→ **Stored entries**:
— Begin —
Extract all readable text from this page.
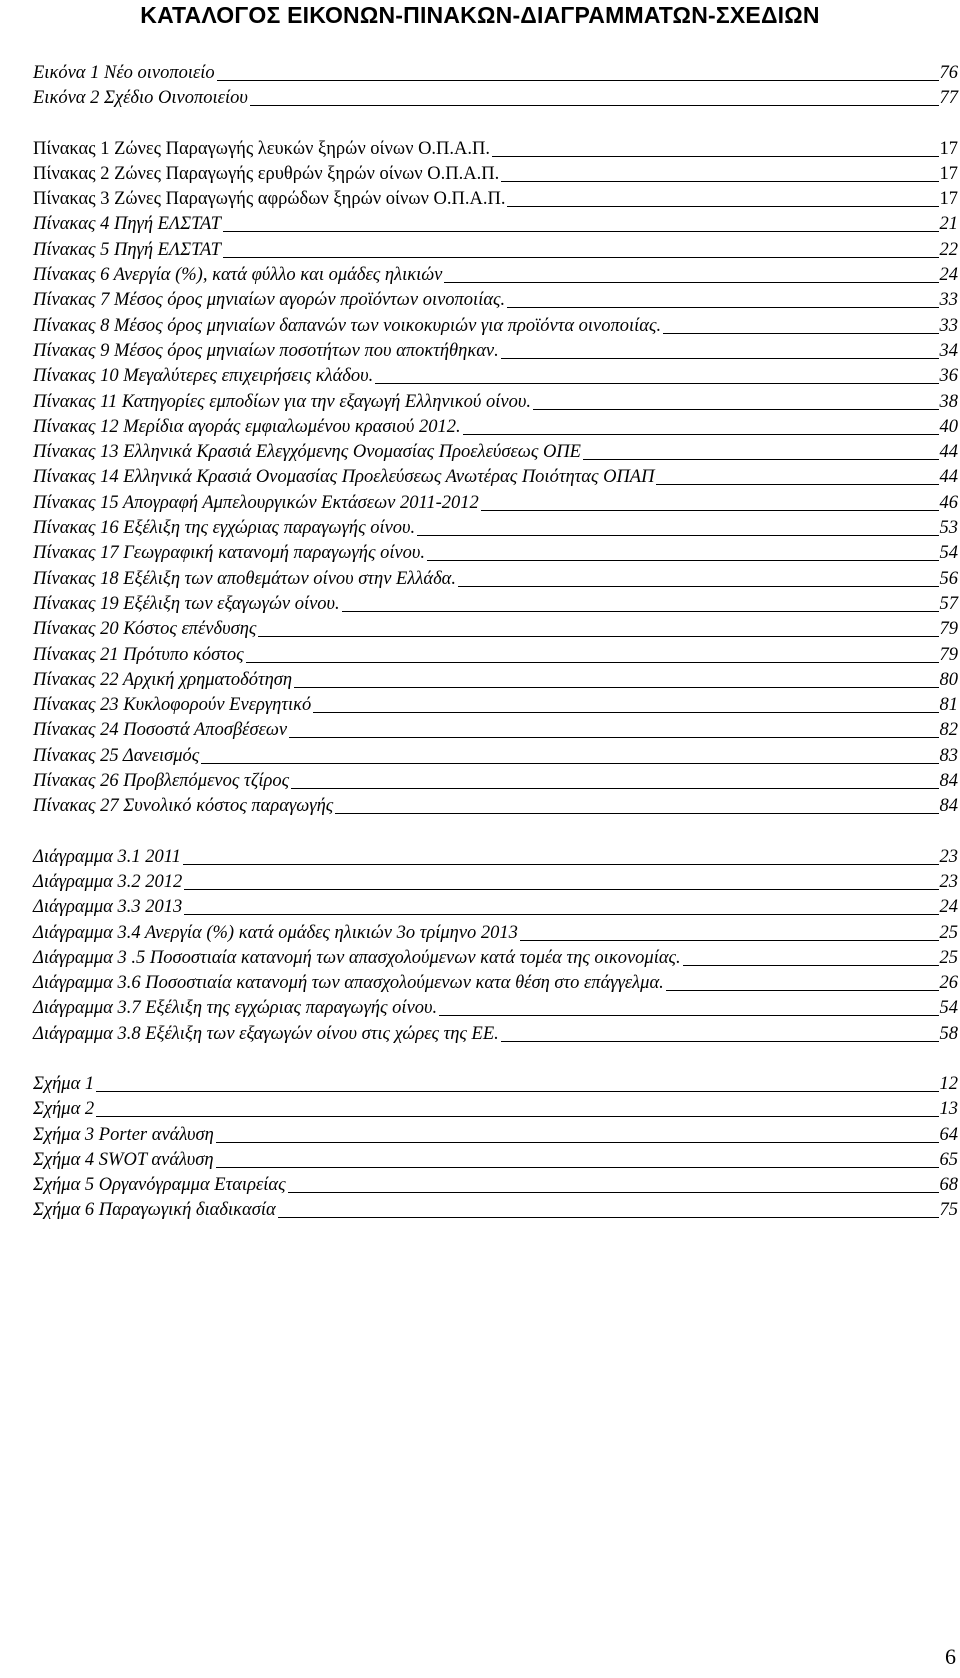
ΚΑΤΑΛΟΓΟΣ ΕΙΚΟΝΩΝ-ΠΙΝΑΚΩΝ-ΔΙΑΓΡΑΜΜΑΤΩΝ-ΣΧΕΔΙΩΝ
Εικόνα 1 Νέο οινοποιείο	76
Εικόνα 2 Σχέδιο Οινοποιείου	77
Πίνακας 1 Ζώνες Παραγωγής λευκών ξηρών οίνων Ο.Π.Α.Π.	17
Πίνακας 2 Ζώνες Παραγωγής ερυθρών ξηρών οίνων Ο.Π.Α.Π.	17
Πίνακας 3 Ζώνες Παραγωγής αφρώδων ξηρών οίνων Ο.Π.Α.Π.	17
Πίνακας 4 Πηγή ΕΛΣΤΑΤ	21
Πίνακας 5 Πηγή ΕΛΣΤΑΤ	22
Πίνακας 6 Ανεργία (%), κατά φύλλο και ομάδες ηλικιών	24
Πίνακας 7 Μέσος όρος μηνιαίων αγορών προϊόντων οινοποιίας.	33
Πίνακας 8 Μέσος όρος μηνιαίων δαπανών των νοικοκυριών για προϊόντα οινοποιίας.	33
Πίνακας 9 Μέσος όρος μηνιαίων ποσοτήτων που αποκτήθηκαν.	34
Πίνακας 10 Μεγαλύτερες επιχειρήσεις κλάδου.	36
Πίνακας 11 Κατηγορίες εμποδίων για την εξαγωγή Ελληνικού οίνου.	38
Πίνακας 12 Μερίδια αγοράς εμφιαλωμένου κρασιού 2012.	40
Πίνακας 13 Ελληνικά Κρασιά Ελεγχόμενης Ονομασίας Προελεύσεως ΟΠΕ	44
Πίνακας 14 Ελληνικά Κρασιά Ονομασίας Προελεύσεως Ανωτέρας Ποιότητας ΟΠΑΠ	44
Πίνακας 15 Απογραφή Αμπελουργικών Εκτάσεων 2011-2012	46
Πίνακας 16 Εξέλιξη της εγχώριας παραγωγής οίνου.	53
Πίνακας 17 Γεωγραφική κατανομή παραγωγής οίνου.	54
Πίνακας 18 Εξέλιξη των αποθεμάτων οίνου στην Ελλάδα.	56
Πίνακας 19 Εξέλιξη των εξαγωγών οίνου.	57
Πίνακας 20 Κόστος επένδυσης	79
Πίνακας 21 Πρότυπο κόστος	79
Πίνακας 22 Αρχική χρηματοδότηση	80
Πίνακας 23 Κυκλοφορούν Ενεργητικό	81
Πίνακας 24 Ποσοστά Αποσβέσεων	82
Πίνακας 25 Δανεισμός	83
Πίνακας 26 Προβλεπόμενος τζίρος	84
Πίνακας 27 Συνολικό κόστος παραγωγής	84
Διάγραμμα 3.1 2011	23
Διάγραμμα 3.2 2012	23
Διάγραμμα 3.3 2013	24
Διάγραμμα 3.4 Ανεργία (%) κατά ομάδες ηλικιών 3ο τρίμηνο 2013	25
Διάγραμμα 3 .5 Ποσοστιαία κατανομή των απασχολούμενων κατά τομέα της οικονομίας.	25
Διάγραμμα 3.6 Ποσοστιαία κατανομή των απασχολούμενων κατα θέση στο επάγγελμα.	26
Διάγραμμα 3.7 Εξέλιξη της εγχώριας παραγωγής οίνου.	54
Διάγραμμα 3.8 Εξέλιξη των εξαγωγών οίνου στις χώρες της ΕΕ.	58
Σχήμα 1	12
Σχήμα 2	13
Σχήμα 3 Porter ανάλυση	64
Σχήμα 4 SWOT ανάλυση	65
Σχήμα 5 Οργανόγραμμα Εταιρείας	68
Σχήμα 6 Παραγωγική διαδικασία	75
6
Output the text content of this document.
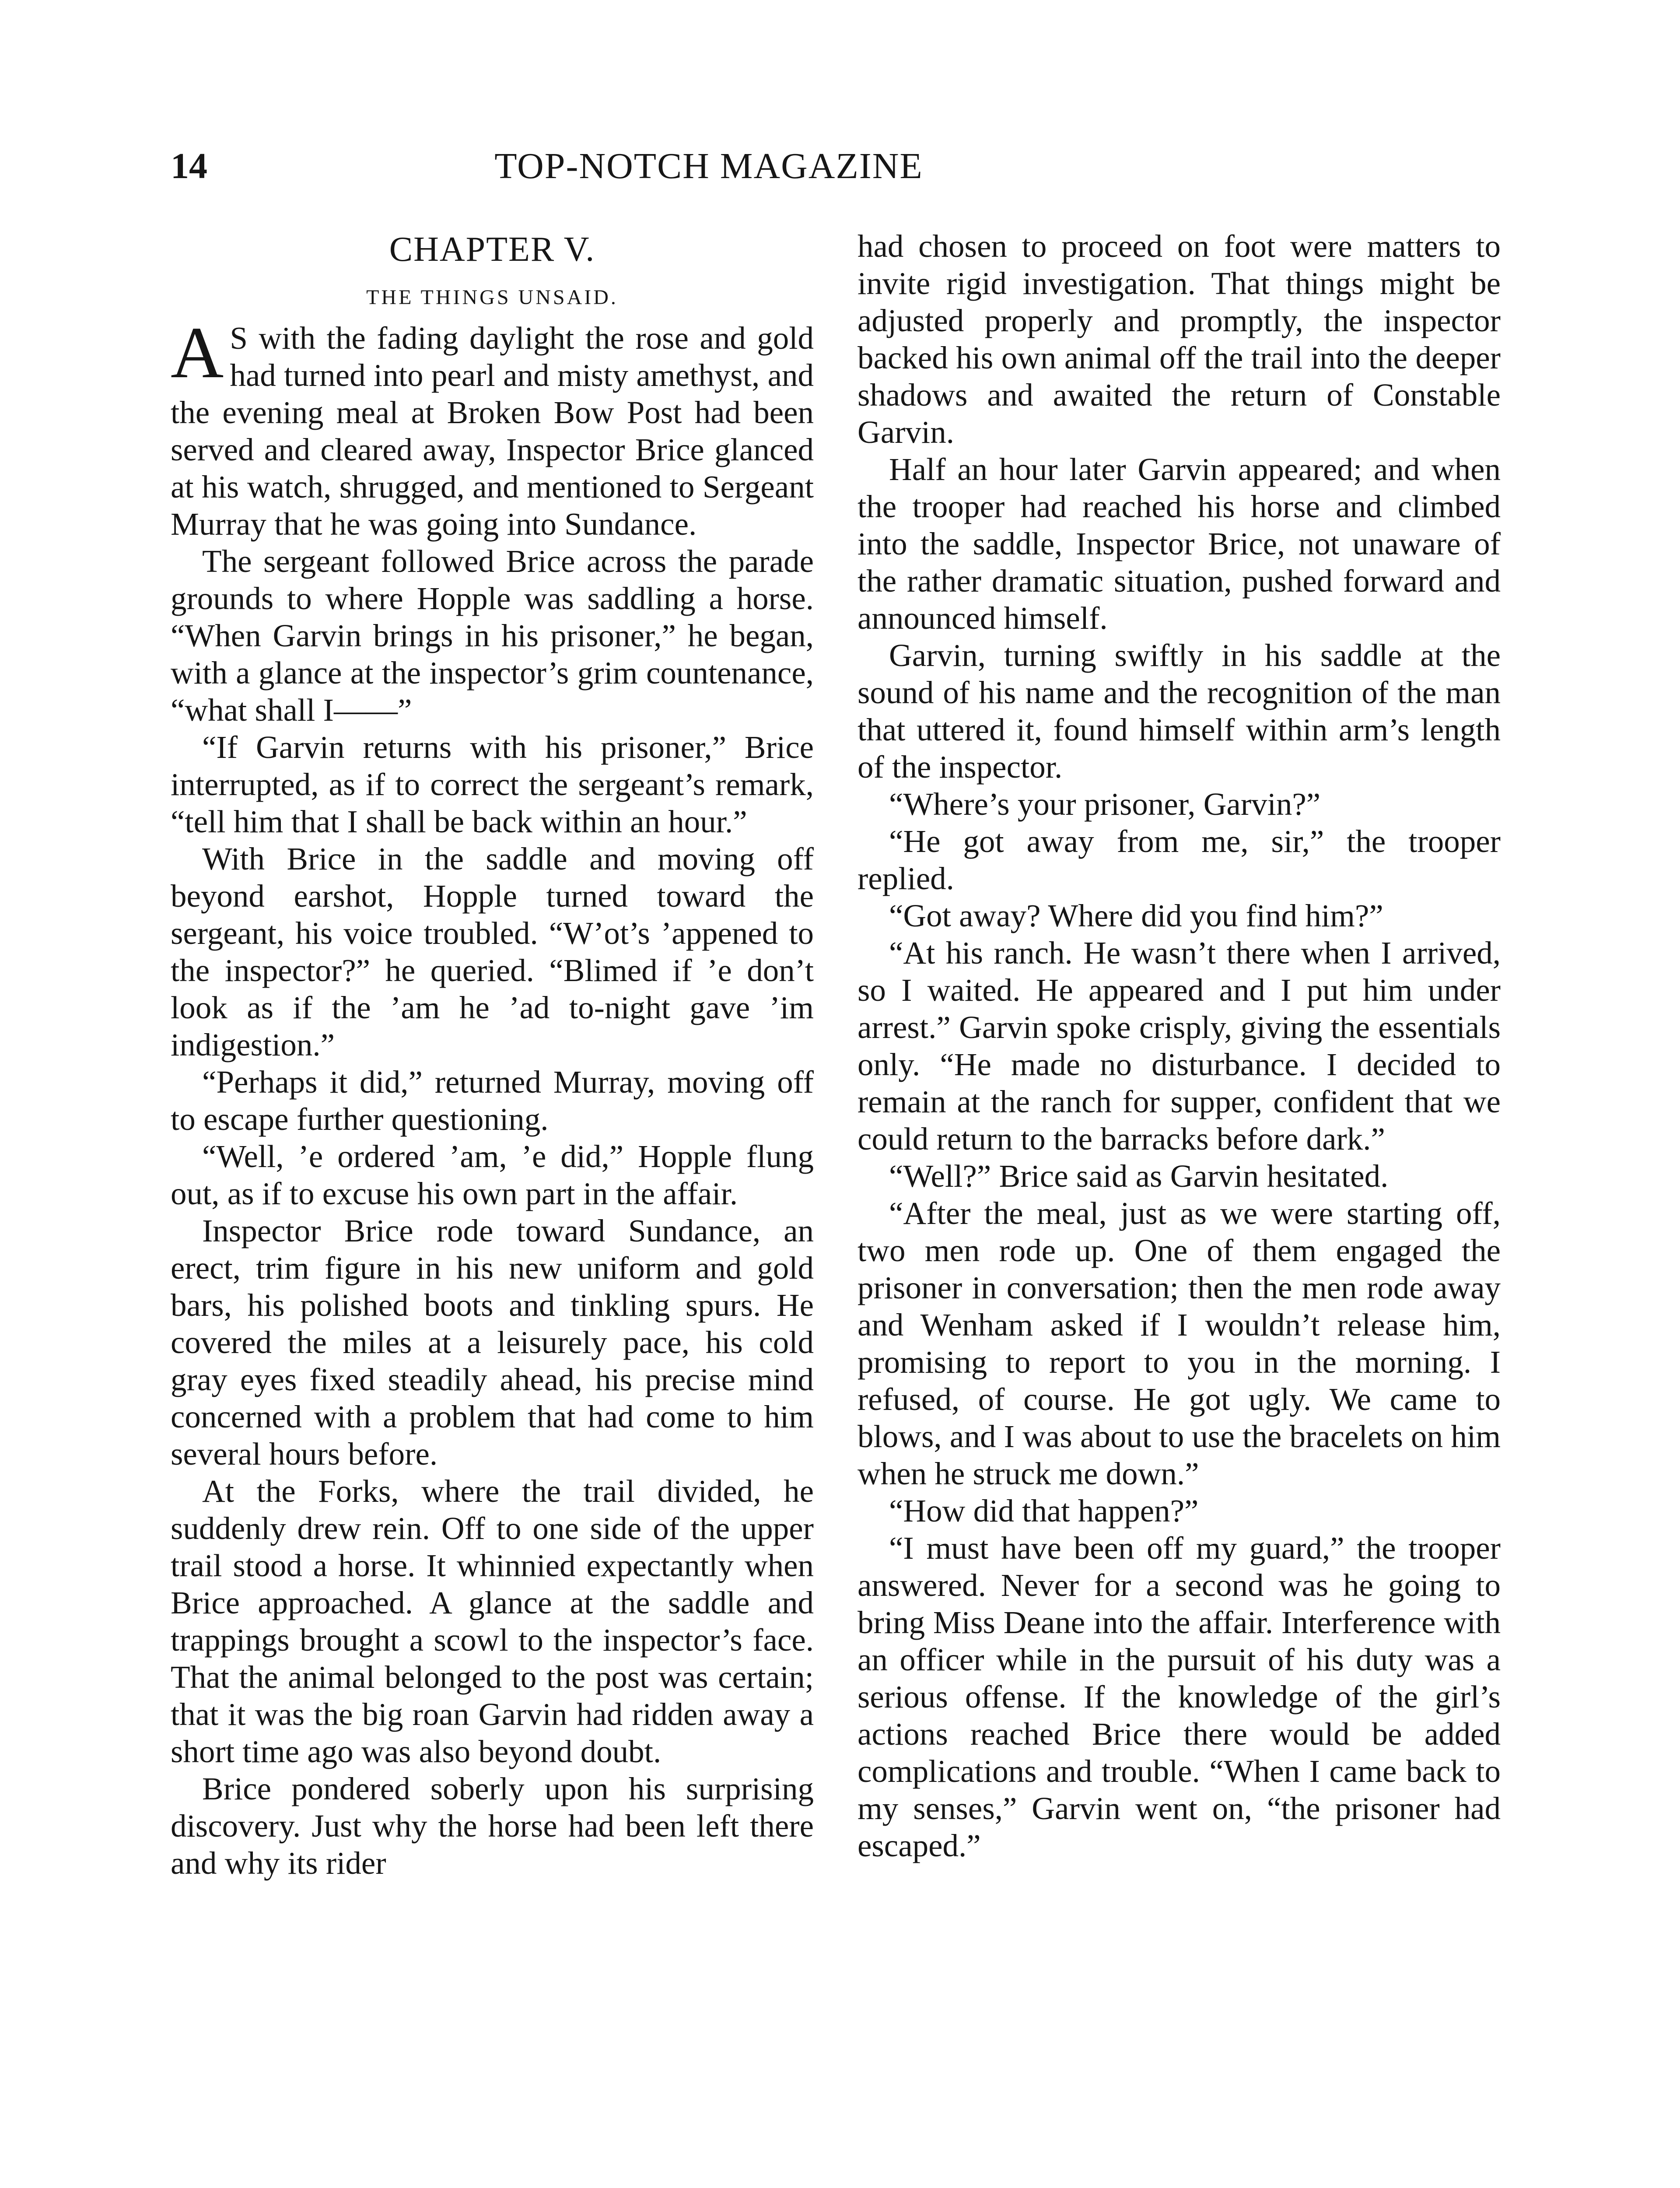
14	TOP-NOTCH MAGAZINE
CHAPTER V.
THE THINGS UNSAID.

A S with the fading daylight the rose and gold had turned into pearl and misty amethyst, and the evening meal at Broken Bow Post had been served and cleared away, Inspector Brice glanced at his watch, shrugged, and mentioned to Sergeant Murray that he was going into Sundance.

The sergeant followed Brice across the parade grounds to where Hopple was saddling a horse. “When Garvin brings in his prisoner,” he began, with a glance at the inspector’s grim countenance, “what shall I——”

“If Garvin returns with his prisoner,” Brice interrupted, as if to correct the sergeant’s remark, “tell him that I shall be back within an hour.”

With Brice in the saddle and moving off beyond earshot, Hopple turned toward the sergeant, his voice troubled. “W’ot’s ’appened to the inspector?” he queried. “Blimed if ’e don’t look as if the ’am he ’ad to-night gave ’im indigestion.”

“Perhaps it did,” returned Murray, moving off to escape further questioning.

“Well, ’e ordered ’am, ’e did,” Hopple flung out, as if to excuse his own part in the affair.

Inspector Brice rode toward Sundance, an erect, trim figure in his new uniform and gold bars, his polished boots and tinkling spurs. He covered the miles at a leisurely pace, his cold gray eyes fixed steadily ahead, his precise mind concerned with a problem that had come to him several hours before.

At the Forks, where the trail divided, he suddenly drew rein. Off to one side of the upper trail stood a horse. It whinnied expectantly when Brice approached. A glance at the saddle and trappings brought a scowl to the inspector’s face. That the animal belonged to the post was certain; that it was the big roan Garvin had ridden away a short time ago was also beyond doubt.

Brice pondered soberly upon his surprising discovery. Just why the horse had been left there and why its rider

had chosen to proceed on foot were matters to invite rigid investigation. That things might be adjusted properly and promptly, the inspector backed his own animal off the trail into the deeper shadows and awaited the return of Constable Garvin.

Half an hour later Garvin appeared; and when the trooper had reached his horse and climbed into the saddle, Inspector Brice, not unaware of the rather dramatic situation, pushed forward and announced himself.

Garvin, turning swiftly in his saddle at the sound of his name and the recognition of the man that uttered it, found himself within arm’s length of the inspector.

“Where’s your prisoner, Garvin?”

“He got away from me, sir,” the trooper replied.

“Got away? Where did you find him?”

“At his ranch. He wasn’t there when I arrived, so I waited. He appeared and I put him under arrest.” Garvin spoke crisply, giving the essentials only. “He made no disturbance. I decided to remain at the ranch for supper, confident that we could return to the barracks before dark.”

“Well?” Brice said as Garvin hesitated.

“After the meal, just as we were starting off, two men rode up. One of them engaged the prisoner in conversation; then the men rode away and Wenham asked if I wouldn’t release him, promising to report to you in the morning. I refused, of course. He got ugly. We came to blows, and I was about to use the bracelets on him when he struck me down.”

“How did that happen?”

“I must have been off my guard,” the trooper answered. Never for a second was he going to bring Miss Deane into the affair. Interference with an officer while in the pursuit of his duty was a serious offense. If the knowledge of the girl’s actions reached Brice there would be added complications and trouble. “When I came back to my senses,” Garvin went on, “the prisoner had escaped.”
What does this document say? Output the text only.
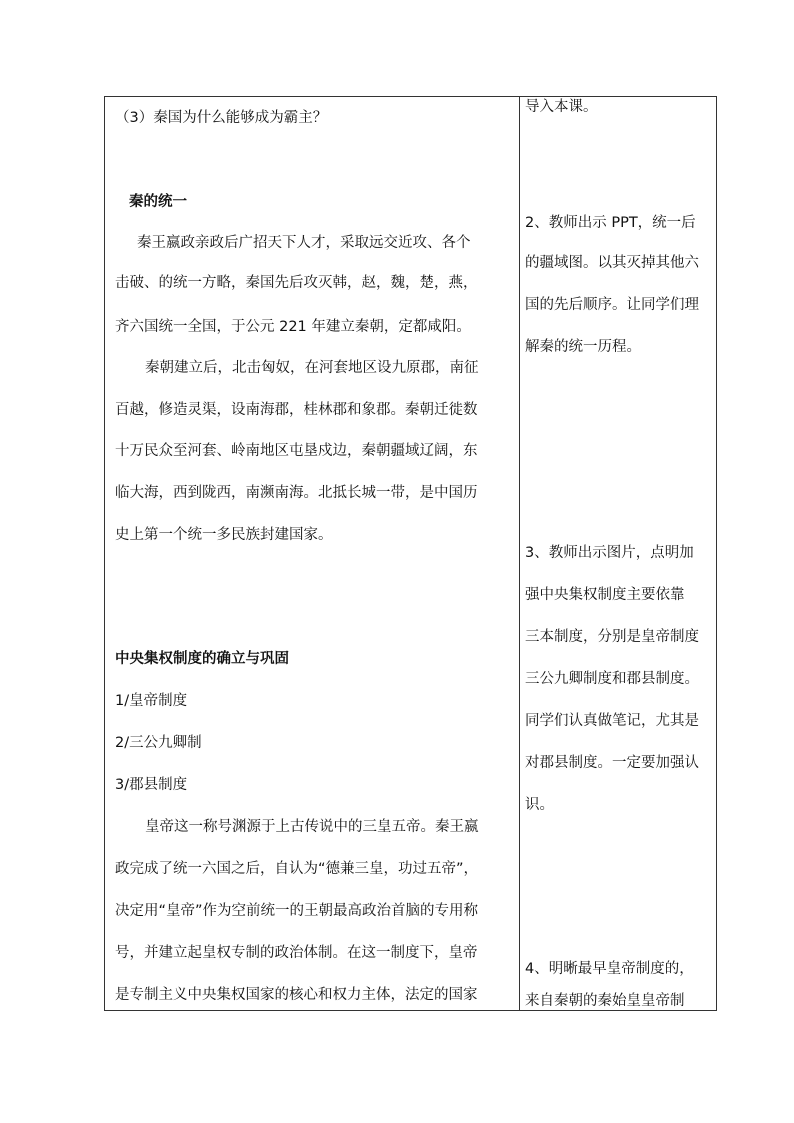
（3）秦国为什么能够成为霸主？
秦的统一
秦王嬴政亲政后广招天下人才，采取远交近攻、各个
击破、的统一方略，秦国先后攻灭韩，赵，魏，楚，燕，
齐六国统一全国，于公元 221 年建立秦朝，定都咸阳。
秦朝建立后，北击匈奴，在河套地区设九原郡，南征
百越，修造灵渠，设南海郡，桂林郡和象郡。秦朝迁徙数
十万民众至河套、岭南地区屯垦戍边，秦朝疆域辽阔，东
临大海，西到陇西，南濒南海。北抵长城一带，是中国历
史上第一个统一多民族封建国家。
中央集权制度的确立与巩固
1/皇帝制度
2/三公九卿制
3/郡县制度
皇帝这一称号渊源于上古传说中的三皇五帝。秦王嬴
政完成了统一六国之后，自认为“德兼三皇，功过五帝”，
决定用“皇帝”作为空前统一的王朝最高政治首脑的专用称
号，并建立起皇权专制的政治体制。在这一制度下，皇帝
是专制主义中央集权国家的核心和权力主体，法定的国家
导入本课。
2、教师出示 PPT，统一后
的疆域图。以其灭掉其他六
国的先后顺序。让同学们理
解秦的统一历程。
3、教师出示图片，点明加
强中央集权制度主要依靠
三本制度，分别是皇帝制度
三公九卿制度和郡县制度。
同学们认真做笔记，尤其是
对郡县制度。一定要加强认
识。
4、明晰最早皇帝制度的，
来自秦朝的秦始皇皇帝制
— End —
→ **WRITTEN INSTRUCTION**:
In the records above, find the line containing "What does this", then please restate it and each line after it word for word, pictures excluded.

→ **RESPONSE**:
What does this document say? Output the text only.
（3）秦国为什么能够成为霸主？
秦的统一
秦王嬴政亲政后广招天下人才，采取远交近攻、各个
击破、的统一方略，秦国先后攻灭韩，赵，魏，楚，燕，
齐六国统一全国，于公元 221 年建立秦朝，定都咸阳。
秦朝建立后，北击匈奴，在河套地区设九原郡，南征
百越，修造灵渠，设南海郡，桂林郡和象郡。秦朝迁徙数
十万民众至河套、岭南地区屯垦戍边，秦朝疆域辽阔，东
临大海，西到陇西，南濒南海。北抵长城一带，是中国历
史上第一个统一多民族封建国家。
中央集权制度的确立与巩固
1/皇帝制度
2/三公九卿制
3/郡县制度
皇帝这一称号渊源于上古传说中的三皇五帝。秦王嬴
政完成了统一六国之后，自认为“德兼三皇，功过五帝”，
决定用“皇帝”作为空前统一的王朝最高政治首脑的专用称
号，并建立起皇权专制的政治体制。在这一制度下，皇帝
是专制主义中央集权国家的核心和权力主体，法定的国家
导入本课。
2、教师出示 PPT，统一后
的疆域图。以其灭掉其他六
国的先后顺序。让同学们理
解秦的统一历程。
3、教师出示图片，点明加
强中央集权制度主要依靠
三本制度，分别是皇帝制度
三公九卿制度和郡县制度。
同学们认真做笔记，尤其是
对郡县制度。一定要加强认
识。
4、明晰最早皇帝制度的，
来自秦朝的秦始皇皇帝制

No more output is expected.